# start of PROVIDED DATA

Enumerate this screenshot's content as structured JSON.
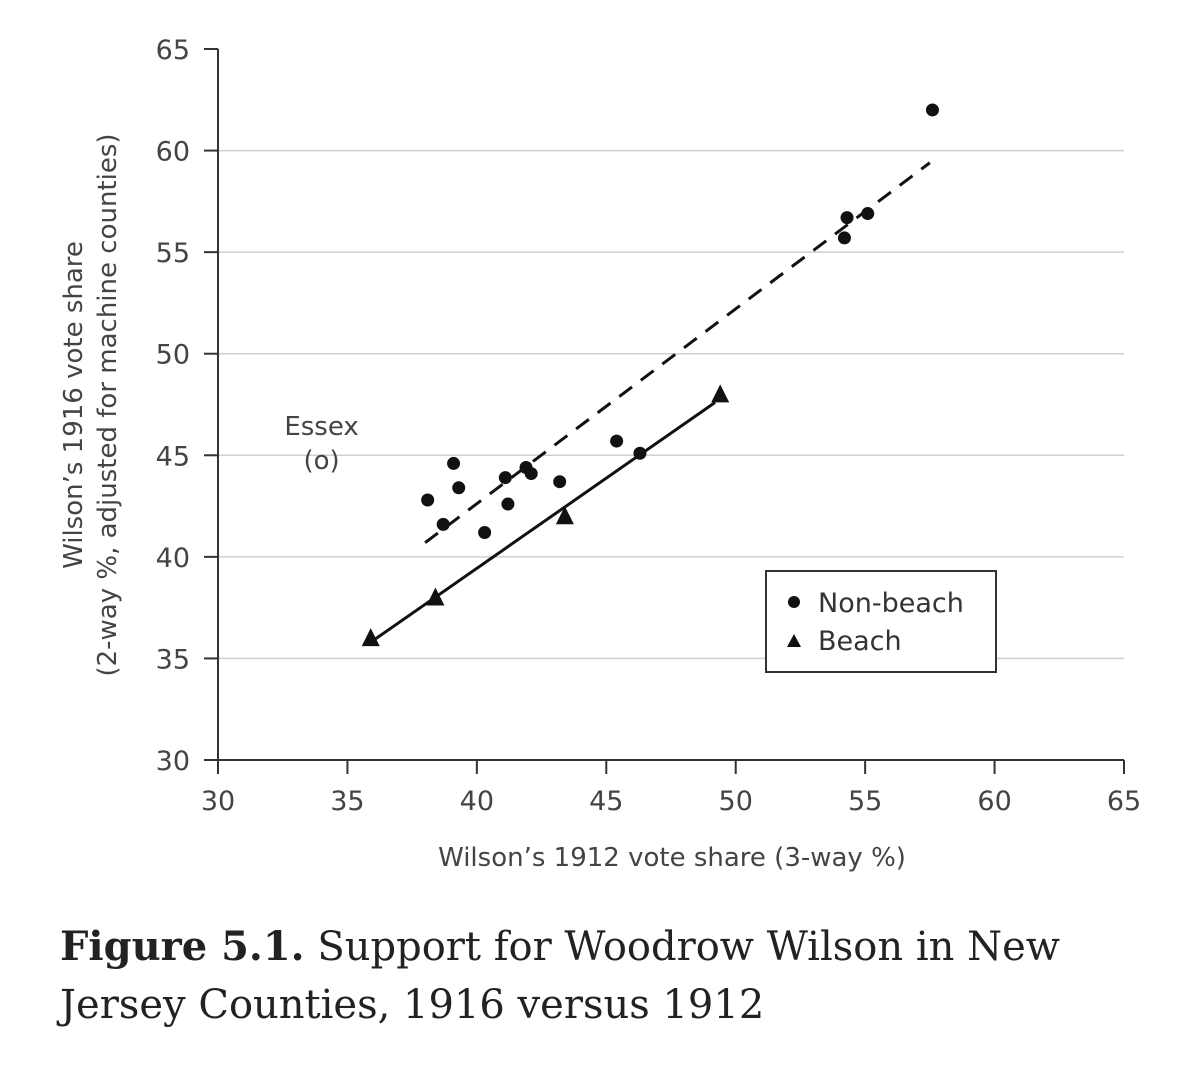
{
  "chart_data": {
    "type": "scatter",
    "xlabel": "Wilson’s 1912 vote share (3-way %)",
    "ylabel_line1": "Wilson’s 1916 vote share",
    "ylabel_line2": "(2-way %, adjusted for machine counties)",
    "xlim": [
      30,
      65
    ],
    "ylim": [
      30,
      65
    ],
    "xticks": [
      30,
      35,
      40,
      45,
      50,
      55,
      60,
      65
    ],
    "yticks": [
      30,
      35,
      40,
      45,
      50,
      55,
      60,
      65
    ],
    "grid": "horizontal",
    "legend_position": "lower-right",
    "series": [
      {
        "name": "Non-beach",
        "marker": "circle",
        "points": [
          [
            38.1,
            42.8
          ],
          [
            38.7,
            41.6
          ],
          [
            39.1,
            44.6
          ],
          [
            39.3,
            43.4
          ],
          [
            40.3,
            41.2
          ],
          [
            41.1,
            43.9
          ],
          [
            41.2,
            42.6
          ],
          [
            41.9,
            44.4
          ],
          [
            42.1,
            44.1
          ],
          [
            43.2,
            43.7
          ],
          [
            45.4,
            45.7
          ],
          [
            46.3,
            45.1
          ],
          [
            54.2,
            55.7
          ],
          [
            54.3,
            56.7
          ],
          [
            55.1,
            56.9
          ],
          [
            57.6,
            62.0
          ]
        ],
        "fit_line": {
          "style": "dashed",
          "from": [
            38.0,
            40.7
          ],
          "to": [
            57.5,
            59.4
          ]
        }
      },
      {
        "name": "Beach",
        "marker": "triangle",
        "points": [
          [
            35.9,
            36.0
          ],
          [
            38.4,
            38.0
          ],
          [
            43.4,
            42.0
          ],
          [
            49.4,
            48.0
          ]
        ],
        "fit_line": {
          "style": "solid",
          "from": [
            35.9,
            35.8
          ],
          "to": [
            49.2,
            47.6
          ]
        }
      }
    ],
    "annotations": [
      {
        "text_line1": "Essex",
        "text_line2": "(o)",
        "x": 34.0,
        "y": 45.3
      }
    ]
  },
  "caption": {
    "label": "Figure 5.1.",
    "text": " Support for Woodrow Wilson in New Jersey Counties, 1916 versus 1912"
  }
}
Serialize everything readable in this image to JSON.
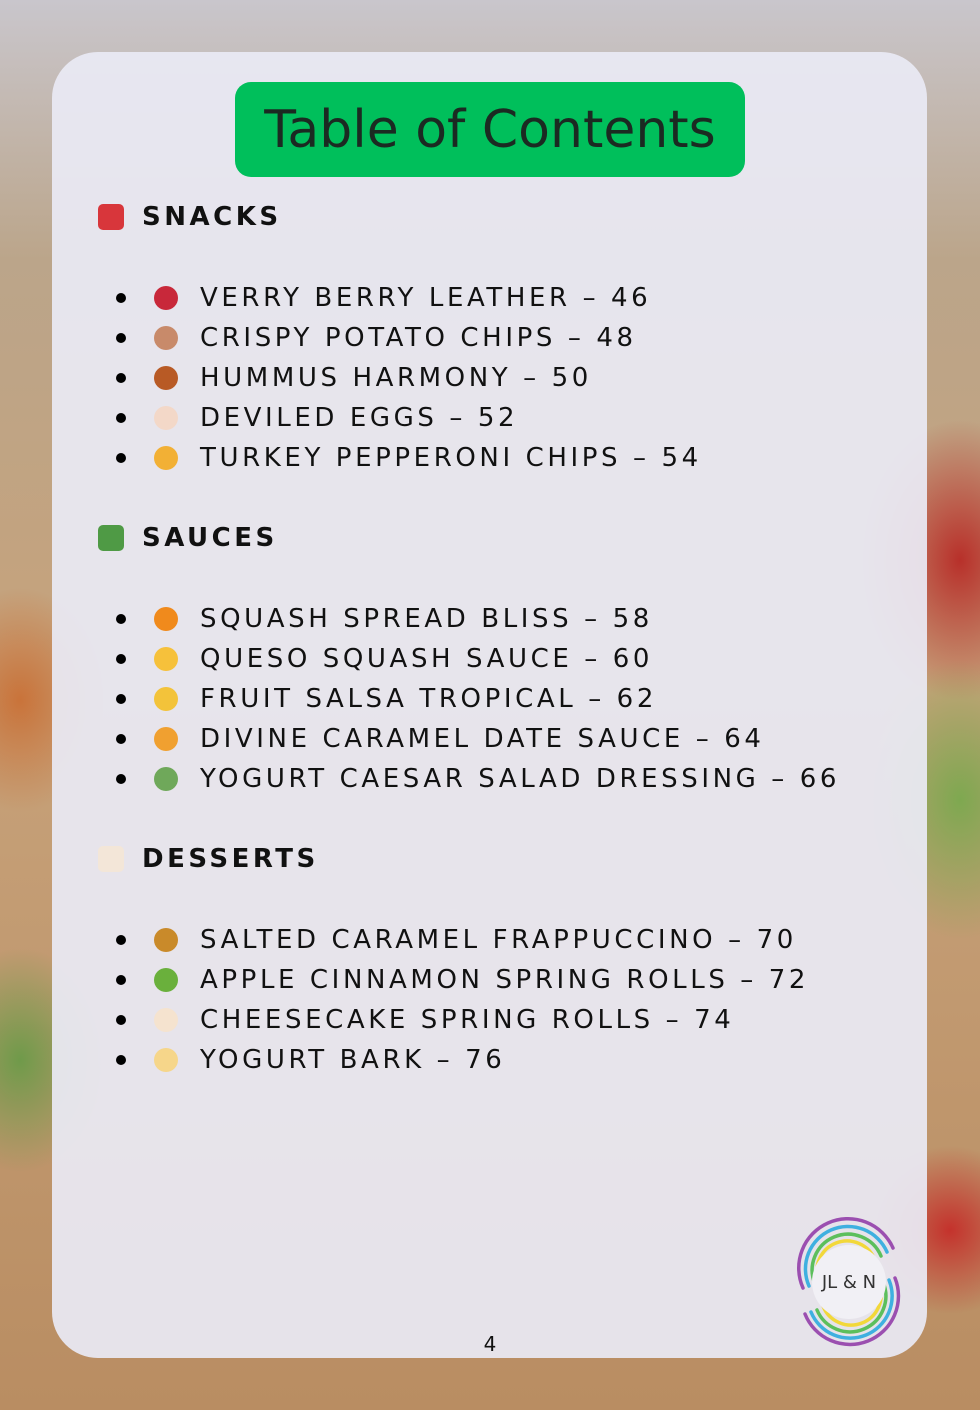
{
  "title": "Table of Contents",
  "sections": [
    {
      "label": "SNACKS",
      "icon": "popcorn-icon",
      "color": "#d8363b",
      "items": [
        {
          "text": "VERRY BERRY LEATHER – 46",
          "icon": "strawberry-icon",
          "color": "#c8283a"
        },
        {
          "text": "CRISPY POTATO CHIPS – 48",
          "icon": "potato-icon",
          "color": "#c88a6a"
        },
        {
          "text": "HUMMUS HARMONY – 50",
          "icon": "falafel-icon",
          "color": "#b85a25"
        },
        {
          "text": "DEVILED EGGS – 52",
          "icon": "egg-icon",
          "color": "#f3d8c8"
        },
        {
          "text": "TURKEY PEPPERONI CHIPS – 54",
          "icon": "pizza-icon",
          "color": "#f2b035"
        }
      ]
    },
    {
      "label": "SAUCES",
      "icon": "canned-food-icon",
      "color": "#4f9a45",
      "items": [
        {
          "text": "SQUASH SPREAD BLISS – 58",
          "icon": "jack-o-lantern-icon",
          "color": "#f08a1c"
        },
        {
          "text": "QUESO SQUASH SAUCE – 60",
          "icon": "cheese-icon",
          "color": "#f6c13b"
        },
        {
          "text": "FRUIT SALSA TROPICAL – 62",
          "icon": "pineapple-icon",
          "color": "#f3c33a"
        },
        {
          "text": "DIVINE CARAMEL DATE SAUCE – 64",
          "icon": "cupcake-icon",
          "color": "#f0a030"
        },
        {
          "text": "YOGURT CAESAR SALAD DRESSING – 66",
          "icon": "salad-icon",
          "color": "#6fa85a"
        }
      ]
    },
    {
      "label": "DESSERTS",
      "icon": "shortcake-icon",
      "color": "#f3e6d8",
      "items": [
        {
          "text": "SALTED CARAMEL FRAPPUCCINO – 70",
          "icon": "custard-icon",
          "color": "#c98a2a"
        },
        {
          "text": "APPLE CINNAMON SPRING ROLLS – 72",
          "icon": "green-apple-icon",
          "color": "#6ab03c"
        },
        {
          "text": "CHEESECAKE SPRING ROLLS – 74",
          "icon": "shortcake-icon",
          "color": "#f5e3cf"
        },
        {
          "text": "YOGURT BARK – 76",
          "icon": "soft-ice-cream-icon",
          "color": "#f6d68a"
        }
      ]
    }
  ],
  "page_number": "4",
  "logo": {
    "text": "JL & N",
    "icon": "rainbow-swirl-logo"
  }
}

# end of PROVIDED DATA

Read through the lines above and collect those that contain the string "this".

### [FINISHED EXERCISE]
Enumerate this screenshot's content as structured JSON.
Serialize everything readable in this image to JSON.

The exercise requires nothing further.